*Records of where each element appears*
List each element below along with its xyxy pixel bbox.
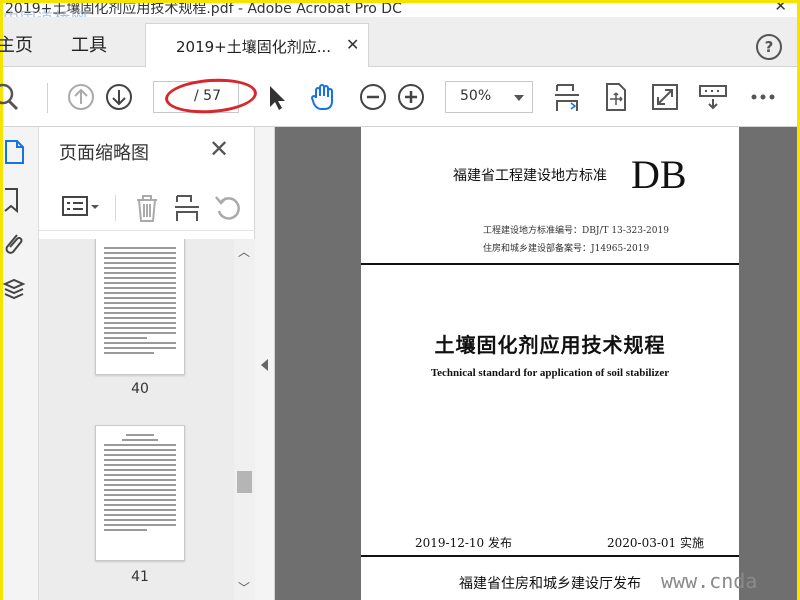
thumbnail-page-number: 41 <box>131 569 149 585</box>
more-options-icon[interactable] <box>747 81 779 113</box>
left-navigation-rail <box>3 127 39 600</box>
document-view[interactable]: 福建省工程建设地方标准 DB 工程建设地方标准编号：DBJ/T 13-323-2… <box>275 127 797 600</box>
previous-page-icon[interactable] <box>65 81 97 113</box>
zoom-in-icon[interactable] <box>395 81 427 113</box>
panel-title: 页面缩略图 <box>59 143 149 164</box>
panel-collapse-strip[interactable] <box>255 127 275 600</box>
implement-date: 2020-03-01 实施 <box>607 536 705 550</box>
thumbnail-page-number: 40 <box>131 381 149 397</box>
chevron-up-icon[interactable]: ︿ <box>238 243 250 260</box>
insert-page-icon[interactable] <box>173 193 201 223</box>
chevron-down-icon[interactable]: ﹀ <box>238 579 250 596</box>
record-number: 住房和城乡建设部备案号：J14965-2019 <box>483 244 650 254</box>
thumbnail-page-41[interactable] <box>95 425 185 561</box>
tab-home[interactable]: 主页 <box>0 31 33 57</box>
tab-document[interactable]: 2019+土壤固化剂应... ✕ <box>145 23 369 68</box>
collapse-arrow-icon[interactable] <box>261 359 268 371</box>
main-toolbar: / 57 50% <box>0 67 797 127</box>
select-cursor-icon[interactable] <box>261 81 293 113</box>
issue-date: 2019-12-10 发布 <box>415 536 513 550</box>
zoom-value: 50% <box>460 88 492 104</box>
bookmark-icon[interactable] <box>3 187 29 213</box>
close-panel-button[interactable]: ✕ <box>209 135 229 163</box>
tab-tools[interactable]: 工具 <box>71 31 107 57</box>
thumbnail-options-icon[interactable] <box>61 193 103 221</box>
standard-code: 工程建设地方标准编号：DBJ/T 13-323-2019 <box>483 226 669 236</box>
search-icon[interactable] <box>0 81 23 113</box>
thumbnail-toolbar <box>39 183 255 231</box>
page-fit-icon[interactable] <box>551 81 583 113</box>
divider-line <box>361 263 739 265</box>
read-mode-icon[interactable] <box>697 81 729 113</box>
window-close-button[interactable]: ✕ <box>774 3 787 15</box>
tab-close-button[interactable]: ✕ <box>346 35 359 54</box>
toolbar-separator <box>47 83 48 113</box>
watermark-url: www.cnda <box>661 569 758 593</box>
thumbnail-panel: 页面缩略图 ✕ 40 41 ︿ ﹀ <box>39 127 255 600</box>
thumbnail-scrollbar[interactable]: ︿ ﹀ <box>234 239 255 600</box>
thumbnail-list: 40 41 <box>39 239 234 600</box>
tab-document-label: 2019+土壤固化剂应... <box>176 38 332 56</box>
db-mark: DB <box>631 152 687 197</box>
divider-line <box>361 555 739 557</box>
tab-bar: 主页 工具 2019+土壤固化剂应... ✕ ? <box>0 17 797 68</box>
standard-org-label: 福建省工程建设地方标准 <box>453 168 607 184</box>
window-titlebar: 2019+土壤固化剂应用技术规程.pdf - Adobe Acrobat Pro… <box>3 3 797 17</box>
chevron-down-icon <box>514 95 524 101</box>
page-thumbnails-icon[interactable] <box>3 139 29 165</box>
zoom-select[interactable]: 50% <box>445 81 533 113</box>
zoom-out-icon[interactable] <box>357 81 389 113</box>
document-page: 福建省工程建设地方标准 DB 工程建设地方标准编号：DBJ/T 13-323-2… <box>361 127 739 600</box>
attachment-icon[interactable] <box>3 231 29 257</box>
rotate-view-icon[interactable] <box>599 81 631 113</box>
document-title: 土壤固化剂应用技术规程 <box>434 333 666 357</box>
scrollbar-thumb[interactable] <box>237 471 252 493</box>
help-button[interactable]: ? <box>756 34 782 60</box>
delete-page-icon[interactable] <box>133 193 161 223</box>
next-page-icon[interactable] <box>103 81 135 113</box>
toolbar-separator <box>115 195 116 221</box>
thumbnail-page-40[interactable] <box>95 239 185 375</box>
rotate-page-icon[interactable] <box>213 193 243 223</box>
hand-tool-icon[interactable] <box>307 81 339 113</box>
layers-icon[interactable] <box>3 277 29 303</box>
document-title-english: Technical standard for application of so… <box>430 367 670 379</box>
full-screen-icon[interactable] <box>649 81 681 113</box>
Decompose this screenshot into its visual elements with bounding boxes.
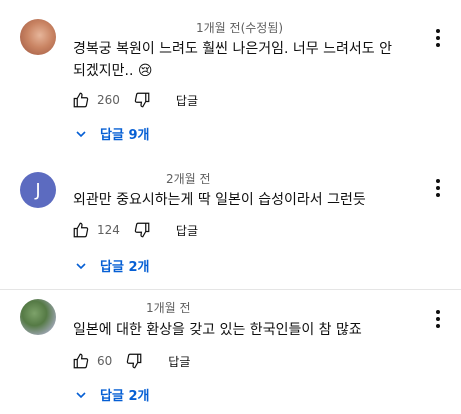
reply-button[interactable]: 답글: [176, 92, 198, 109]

*EXERCISE DESCRIPTION*
Can you format the lines starting at the one containing "thumbnail-page-number: 41 <box>131" and ending at the one containing "toolbar-separator <box>47 83 48 113</box>" as a JSON list of strings, one string per line, with blank lines left out?

*SOLVED PROBLEM*
[
  "thumbnail-page-number: 41 <box>131 569 149 585</box>",
  "more-options-icon[interactable] <box>747 81 779 113</box>",
  "left-navigation-rail <box>3 127 39 600</box>",
  "document-view[interactable]: 福建省工程建设地方标准 DB 工程建设地方标准编号：DBJ/T 13-323-2… <box>275 127 797 600</box>",
  "previous-page-icon[interactable] <box>65 81 97 113</box>",
  "zoom-in-icon[interactable] <box>395 81 427 113</box>",
  "panel-title: 页面缩略图 <box>59 143 149 164</box>",
  "panel-collapse-strip[interactable] <box>255 127 275 600</box>",
  "implement-date: 2020-03-01 实施 <box>607 536 705 550</box>",
  "thumbnail-page-number: 40 <box>131 381 149 397</box>",
  "chevron-up-icon[interactable]: ︿ <box>238 243 250 260</box>",
  "insert-page-icon[interactable] <box>173 193 201 223</box>",
  "chevron-down-icon[interactable]: ﹀ <box>238 579 250 596</box>",
  "record-number: 住房和城乡建设部备案号：J14965-2019 <box>483 244 650 254</box>",
  "thumbnail-page-41[interactable] <box>95 425 185 561</box>",
  "tab-home[interactable]: 主页 <box>0 31 33 57</box>",
  "tab-document[interactable]: 2019+土壤固化剂应... ✕ <box>145 23 369 68</box>",
  "collapse-arrow-icon[interactable] <box>261 359 268 371</box>",
  "main-toolbar: / 57 50% <box>0 67 797 127</box>",
  "select-cursor-icon[interactable] <box>261 81 293 113</box>",
  "issue-date: 2019-12-10 发布 <box>415 536 513 550</box>",
  "zoom-value: 50% <box>460 88 492 104</box>",
  "bookmark-icon[interactable] <box>3 187 29 213</box>",
  "close-panel-button[interactable]: ✕ <box>209 135 229 163</box>",
  "tab-tools[interactable]: 工具 <box>71 31 107 57</box>",
  "thumbnail-options-icon[interactable] <box>61 193 103 221</box>",
  "standard-code: 工程建设地方标准编号：DBJ/T 13-323-2019 <box>483 226 669 236</box>",
  "search-icon[interactable] <box>0 81 23 113</box>",
  "thumbnail-toolbar <box>39 183 255 231</box>",
  "page-fit-icon[interactable] <box>551 81 583 113</box>",
  "divider-line <box>361 263 739 265</box>",
  "read-mode-icon[interactable] <box>697 81 729 113</box>",
  "window-close-button[interactable]: ✕ <box>774 3 787 15</box>",
  "tab-close-button[interactable]: ✕ <box>346 35 359 54</box>",
  "toolbar-separator <box>47 83 48 113</box>"
]